▶ [Task to carry out] Collect all lines from the listing that include the string "dans".

▶ [Excerpted data]

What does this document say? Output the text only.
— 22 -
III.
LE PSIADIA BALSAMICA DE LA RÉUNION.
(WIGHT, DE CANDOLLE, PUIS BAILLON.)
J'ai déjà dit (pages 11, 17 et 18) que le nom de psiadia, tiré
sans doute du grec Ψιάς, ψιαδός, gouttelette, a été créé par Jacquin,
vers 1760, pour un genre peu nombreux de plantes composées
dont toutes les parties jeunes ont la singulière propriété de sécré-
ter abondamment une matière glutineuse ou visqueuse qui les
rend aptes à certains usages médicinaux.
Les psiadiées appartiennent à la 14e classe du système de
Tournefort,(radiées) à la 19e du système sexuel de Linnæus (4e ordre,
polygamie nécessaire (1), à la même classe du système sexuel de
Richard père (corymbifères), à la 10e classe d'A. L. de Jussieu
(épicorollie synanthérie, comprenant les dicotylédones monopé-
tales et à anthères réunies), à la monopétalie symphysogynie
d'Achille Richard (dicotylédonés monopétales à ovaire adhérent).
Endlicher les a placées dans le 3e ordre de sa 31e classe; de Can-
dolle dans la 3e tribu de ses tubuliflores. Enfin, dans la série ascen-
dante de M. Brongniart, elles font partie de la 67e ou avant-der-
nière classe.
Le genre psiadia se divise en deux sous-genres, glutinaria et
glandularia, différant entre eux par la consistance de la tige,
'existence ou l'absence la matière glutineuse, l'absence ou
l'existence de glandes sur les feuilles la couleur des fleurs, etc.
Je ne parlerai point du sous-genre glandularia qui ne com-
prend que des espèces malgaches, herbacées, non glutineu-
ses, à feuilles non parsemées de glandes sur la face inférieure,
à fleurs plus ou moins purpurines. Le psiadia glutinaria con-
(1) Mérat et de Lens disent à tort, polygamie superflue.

▶ [Result of the exercise]
Endlicher les a placées dans le 3e ordre de sa 31e classe; de Can-
dolle dans la 3e tribu de ses tubuliflores. Enfin, dans la série ascen-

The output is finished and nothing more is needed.